Figure dataset records:
-- START --
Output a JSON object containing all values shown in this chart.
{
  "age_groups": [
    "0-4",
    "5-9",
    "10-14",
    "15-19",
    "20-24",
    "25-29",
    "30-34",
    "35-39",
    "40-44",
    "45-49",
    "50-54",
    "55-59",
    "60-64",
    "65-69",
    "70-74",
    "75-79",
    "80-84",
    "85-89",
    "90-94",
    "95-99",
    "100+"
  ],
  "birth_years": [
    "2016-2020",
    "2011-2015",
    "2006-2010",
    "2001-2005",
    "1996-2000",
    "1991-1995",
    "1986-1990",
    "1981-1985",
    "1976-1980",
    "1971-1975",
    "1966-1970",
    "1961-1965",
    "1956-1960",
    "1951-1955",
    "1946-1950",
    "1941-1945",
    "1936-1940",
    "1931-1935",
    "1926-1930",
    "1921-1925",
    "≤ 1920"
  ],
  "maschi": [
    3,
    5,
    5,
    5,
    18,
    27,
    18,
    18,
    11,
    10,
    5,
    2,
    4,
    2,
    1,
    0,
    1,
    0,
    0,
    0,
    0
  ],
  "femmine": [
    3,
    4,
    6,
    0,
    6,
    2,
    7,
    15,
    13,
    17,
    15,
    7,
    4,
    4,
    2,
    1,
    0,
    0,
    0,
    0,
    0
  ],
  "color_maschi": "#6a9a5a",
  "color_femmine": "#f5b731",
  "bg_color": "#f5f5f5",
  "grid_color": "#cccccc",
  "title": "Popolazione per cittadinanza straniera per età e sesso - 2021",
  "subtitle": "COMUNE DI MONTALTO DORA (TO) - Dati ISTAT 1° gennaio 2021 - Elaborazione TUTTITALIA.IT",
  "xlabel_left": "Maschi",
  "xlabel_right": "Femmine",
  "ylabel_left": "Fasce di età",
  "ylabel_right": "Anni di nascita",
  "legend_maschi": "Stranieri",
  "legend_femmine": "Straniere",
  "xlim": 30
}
-- END --
WORK INSTRUCTIONS:
Each line of the material must be restated exactly.

OUTPUT:
Output a JSON object containing all values shown in this chart.
{
  "age_groups": [
    "0-4",
    "5-9",
    "10-14",
    "15-19",
    "20-24",
    "25-29",
    "30-34",
    "35-39",
    "40-44",
    "45-49",
    "50-54",
    "55-59",
    "60-64",
    "65-69",
    "70-74",
    "75-79",
    "80-84",
    "85-89",
    "90-94",
    "95-99",
    "100+"
  ],
  "birth_years": [
    "2016-2020",
    "2011-2015",
    "2006-2010",
    "2001-2005",
    "1996-2000",
    "1991-1995",
    "1986-1990",
    "1981-1985",
    "1976-1980",
    "1971-1975",
    "1966-1970",
    "1961-1965",
    "1956-1960",
    "1951-1955",
    "1946-1950",
    "1941-1945",
    "1936-1940",
    "1931-1935",
    "1926-1930",
    "1921-1925",
    "≤ 1920"
  ],
  "maschi": [
    3,
    5,
    5,
    5,
    18,
    27,
    18,
    18,
    11,
    10,
    5,
    2,
    4,
    2,
    1,
    0,
    1,
    0,
    0,
    0,
    0
  ],
  "femmine": [
    3,
    4,
    6,
    0,
    6,
    2,
    7,
    15,
    13,
    17,
    15,
    7,
    4,
    4,
    2,
    1,
    0,
    0,
    0,
    0,
    0
  ],
  "color_maschi": "#6a9a5a",
  "color_femmine": "#f5b731",
  "bg_color": "#f5f5f5",
  "grid_color": "#cccccc",
  "title": "Popolazione per cittadinanza straniera per età e sesso - 2021",
  "subtitle": "COMUNE DI MONTALTO DORA (TO) - Dati ISTAT 1° gennaio 2021 - Elaborazione TUTTITALIA.IT",
  "xlabel_left": "Maschi",
  "xlabel_right": "Femmine",
  "ylabel_left": "Fasce di età",
  "ylabel_right": "Anni di nascita",
  "legend_maschi": "Stranieri",
  "legend_femmine": "Straniere",
  "xlim": 30
}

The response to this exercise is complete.